# Task:
Every line in the listing is to be echoed verbatim.
>> begin
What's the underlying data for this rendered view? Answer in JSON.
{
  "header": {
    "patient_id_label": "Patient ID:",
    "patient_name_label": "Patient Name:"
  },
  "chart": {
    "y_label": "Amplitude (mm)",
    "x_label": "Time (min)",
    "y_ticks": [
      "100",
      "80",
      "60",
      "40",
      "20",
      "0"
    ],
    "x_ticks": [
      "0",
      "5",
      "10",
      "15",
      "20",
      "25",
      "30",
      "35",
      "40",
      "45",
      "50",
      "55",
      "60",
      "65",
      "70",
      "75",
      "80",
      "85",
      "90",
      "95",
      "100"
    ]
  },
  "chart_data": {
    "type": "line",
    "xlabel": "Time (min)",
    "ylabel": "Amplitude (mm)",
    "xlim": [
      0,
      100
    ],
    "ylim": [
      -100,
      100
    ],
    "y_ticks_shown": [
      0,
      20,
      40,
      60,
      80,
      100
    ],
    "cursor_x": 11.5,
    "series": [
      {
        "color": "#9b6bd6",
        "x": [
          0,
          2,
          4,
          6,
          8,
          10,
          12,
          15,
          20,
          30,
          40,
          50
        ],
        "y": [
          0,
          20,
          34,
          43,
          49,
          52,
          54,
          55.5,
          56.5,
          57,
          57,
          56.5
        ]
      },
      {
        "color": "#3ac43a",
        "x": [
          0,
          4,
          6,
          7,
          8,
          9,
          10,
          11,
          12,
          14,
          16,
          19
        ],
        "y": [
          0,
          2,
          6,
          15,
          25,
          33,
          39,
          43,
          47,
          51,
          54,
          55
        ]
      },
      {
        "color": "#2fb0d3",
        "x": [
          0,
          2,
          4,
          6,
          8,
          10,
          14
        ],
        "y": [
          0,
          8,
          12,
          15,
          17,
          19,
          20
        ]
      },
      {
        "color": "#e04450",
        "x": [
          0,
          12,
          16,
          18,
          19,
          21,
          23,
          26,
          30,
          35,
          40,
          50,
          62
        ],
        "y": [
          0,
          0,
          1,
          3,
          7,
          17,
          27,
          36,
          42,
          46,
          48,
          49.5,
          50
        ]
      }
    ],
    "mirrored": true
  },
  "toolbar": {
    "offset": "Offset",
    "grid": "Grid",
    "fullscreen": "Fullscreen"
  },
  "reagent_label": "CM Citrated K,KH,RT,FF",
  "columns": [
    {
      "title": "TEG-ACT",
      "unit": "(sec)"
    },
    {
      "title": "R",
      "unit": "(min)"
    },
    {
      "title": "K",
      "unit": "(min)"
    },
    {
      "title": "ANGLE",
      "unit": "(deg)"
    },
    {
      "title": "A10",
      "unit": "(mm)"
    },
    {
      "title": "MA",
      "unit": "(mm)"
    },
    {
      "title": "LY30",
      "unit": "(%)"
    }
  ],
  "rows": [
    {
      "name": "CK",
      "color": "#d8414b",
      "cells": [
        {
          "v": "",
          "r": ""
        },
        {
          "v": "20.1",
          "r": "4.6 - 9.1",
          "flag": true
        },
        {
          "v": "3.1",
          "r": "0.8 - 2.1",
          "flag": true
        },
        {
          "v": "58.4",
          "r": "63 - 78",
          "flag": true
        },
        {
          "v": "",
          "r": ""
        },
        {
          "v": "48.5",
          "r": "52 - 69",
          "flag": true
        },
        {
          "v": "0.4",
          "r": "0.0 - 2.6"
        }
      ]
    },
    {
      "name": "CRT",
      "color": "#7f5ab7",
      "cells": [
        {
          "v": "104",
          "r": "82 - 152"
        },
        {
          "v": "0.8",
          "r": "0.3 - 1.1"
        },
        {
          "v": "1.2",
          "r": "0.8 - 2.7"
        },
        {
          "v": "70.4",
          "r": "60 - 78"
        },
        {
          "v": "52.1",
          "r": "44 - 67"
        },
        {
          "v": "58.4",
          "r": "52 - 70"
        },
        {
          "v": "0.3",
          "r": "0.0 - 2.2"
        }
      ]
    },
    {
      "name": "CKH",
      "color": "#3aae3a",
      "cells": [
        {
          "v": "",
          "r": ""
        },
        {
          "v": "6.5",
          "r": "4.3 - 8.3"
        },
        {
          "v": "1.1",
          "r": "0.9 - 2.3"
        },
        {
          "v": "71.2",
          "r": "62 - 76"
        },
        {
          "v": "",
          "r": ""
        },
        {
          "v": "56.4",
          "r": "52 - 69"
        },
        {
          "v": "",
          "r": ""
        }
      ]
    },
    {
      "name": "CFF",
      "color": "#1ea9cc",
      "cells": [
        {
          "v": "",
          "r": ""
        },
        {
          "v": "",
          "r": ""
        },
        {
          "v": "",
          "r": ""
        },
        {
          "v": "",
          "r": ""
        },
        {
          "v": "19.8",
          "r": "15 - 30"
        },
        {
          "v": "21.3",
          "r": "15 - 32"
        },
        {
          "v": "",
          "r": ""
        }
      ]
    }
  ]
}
>> end
# Reply:
What's the underlying data for this rendered view? Answer in JSON.
{
  "header": {
    "patient_id_label": "Patient ID:",
    "patient_name_label": "Patient Name:"
  },
  "chart": {
    "y_label": "Amplitude (mm)",
    "x_label": "Time (min)",
    "y_ticks": [
      "100",
      "80",
      "60",
      "40",
      "20",
      "0"
    ],
    "x_ticks": [
      "0",
      "5",
      "10",
      "15",
      "20",
      "25",
      "30",
      "35",
      "40",
      "45",
      "50",
      "55",
      "60",
      "65",
      "70",
      "75",
      "80",
      "85",
      "90",
      "95",
      "100"
    ]
  },
  "chart_data": {
    "type": "line",
    "xlabel": "Time (min)",
    "ylabel": "Amplitude (mm)",
    "xlim": [
      0,
      100
    ],
    "ylim": [
      -100,
      100
    ],
    "y_ticks_shown": [
      0,
      20,
      40,
      60,
      80,
      100
    ],
    "cursor_x": 11.5,
    "series": [
      {
        "color": "#9b6bd6",
        "x": [
          0,
          2,
          4,
          6,
          8,
          10,
          12,
          15,
          20,
          30,
          40,
          50
        ],
        "y": [
          0,
          20,
          34,
          43,
          49,
          52,
          54,
          55.5,
          56.5,
          57,
          57,
          56.5
        ]
      },
      {
        "color": "#3ac43a",
        "x": [
          0,
          4,
          6,
          7,
          8,
          9,
          10,
          11,
          12,
          14,
          16,
          19
        ],
        "y": [
          0,
          2,
          6,
          15,
          25,
          33,
          39,
          43,
          47,
          51,
          54,
          55
        ]
      },
      {
        "color": "#2fb0d3",
        "x": [
          0,
          2,
          4,
          6,
          8,
          10,
          14
        ],
        "y": [
          0,
          8,
          12,
          15,
          17,
          19,
          20
        ]
      },
      {
        "color": "#e04450",
        "x": [
          0,
          12,
          16,
          18,
          19,
          21,
          23,
          26,
          30,
          35,
          40,
          50,
          62
        ],
        "y": [
          0,
          0,
          1,
          3,
          7,
          17,
          27,
          36,
          42,
          46,
          48,
          49.5,
          50
        ]
      }
    ],
    "mirrored": true
  },
  "toolbar": {
    "offset": "Offset",
    "grid": "Grid",
    "fullscreen": "Fullscreen"
  },
  "reagent_label": "CM Citrated K,KH,RT,FF",
  "columns": [
    {
      "title": "TEG-ACT",
      "unit": "(sec)"
    },
    {
      "title": "R",
      "unit": "(min)"
    },
    {
      "title": "K",
      "unit": "(min)"
    },
    {
      "title": "ANGLE",
      "unit": "(deg)"
    },
    {
      "title": "A10",
      "unit": "(mm)"
    },
    {
      "title": "MA",
      "unit": "(mm)"
    },
    {
      "title": "LY30",
      "unit": "(%)"
    }
  ],
  "rows": [
    {
      "name": "CK",
      "color": "#d8414b",
      "cells": [
        {
          "v": "",
          "r": ""
        },
        {
          "v": "20.1",
          "r": "4.6 - 9.1",
          "flag": true
        },
        {
          "v": "3.1",
          "r": "0.8 - 2.1",
          "flag": true
        },
        {
          "v": "58.4",
          "r": "63 - 78",
          "flag": true
        },
        {
          "v": "",
          "r": ""
        },
        {
          "v": "48.5",
          "r": "52 - 69",
          "flag": true
        },
        {
          "v": "0.4",
          "r": "0.0 - 2.6"
        }
      ]
    },
    {
      "name": "CRT",
      "color": "#7f5ab7",
      "cells": [
        {
          "v": "104",
          "r": "82 - 152"
        },
        {
          "v": "0.8",
          "r": "0.3 - 1.1"
        },
        {
          "v": "1.2",
          "r": "0.8 - 2.7"
        },
        {
          "v": "70.4",
          "r": "60 - 78"
        },
        {
          "v": "52.1",
          "r": "44 - 67"
        },
        {
          "v": "58.4",
          "r": "52 - 70"
        },
        {
          "v": "0.3",
          "r": "0.0 - 2.2"
        }
      ]
    },
    {
      "name": "CKH",
      "color": "#3aae3a",
      "cells": [
        {
          "v": "",
          "r": ""
        },
        {
          "v": "6.5",
          "r": "4.3 - 8.3"
        },
        {
          "v": "1.1",
          "r": "0.9 - 2.3"
        },
        {
          "v": "71.2",
          "r": "62 - 76"
        },
        {
          "v": "",
          "r": ""
        },
        {
          "v": "56.4",
          "r": "52 - 69"
        },
        {
          "v": "",
          "r": ""
        }
      ]
    },
    {
      "name": "CFF",
      "color": "#1ea9cc",
      "cells": [
        {
          "v": "",
          "r": ""
        },
        {
          "v": "",
          "r": ""
        },
        {
          "v": "",
          "r": ""
        },
        {
          "v": "",
          "r": ""
        },
        {
          "v": "19.8",
          "r": "15 - 30"
        },
        {
          "v": "21.3",
          "r": "15 - 32"
        },
        {
          "v": "",
          "r": ""
        }
      ]
    }
  ]
}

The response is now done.